(REQUIREMENT): Quote all entries in full, exactly.

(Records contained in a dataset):
——

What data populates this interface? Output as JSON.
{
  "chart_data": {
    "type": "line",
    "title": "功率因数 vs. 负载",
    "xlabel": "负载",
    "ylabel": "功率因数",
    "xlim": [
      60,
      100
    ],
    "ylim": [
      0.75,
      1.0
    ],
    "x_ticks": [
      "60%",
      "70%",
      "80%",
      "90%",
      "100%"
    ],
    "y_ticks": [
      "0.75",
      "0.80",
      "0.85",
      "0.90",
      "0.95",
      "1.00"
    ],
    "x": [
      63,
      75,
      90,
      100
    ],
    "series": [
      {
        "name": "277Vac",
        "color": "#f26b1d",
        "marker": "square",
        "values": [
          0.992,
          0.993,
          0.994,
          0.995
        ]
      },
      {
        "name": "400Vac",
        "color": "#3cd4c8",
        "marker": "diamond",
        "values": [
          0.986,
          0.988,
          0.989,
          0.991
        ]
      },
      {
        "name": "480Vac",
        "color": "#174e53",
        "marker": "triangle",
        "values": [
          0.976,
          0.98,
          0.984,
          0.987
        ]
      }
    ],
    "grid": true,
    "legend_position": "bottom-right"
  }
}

——

(EXERCISE ANSWER):
What data populates this interface? Output as JSON.
{
  "chart_data": {
    "type": "line",
    "title": "功率因数 vs. 负载",
    "xlabel": "负载",
    "ylabel": "功率因数",
    "xlim": [
      60,
      100
    ],
    "ylim": [
      0.75,
      1.0
    ],
    "x_ticks": [
      "60%",
      "70%",
      "80%",
      "90%",
      "100%"
    ],
    "y_ticks": [
      "0.75",
      "0.80",
      "0.85",
      "0.90",
      "0.95",
      "1.00"
    ],
    "x": [
      63,
      75,
      90,
      100
    ],
    "series": [
      {
        "name": "277Vac",
        "color": "#f26b1d",
        "marker": "square",
        "values": [
          0.992,
          0.993,
          0.994,
          0.995
        ]
      },
      {
        "name": "400Vac",
        "color": "#3cd4c8",
        "marker": "diamond",
        "values": [
          0.986,
          0.988,
          0.989,
          0.991
        ]
      },
      {
        "name": "480Vac",
        "color": "#174e53",
        "marker": "triangle",
        "values": [
          0.976,
          0.98,
          0.984,
          0.987
        ]
      }
    ],
    "grid": true,
    "legend_position": "bottom-right"
  }
}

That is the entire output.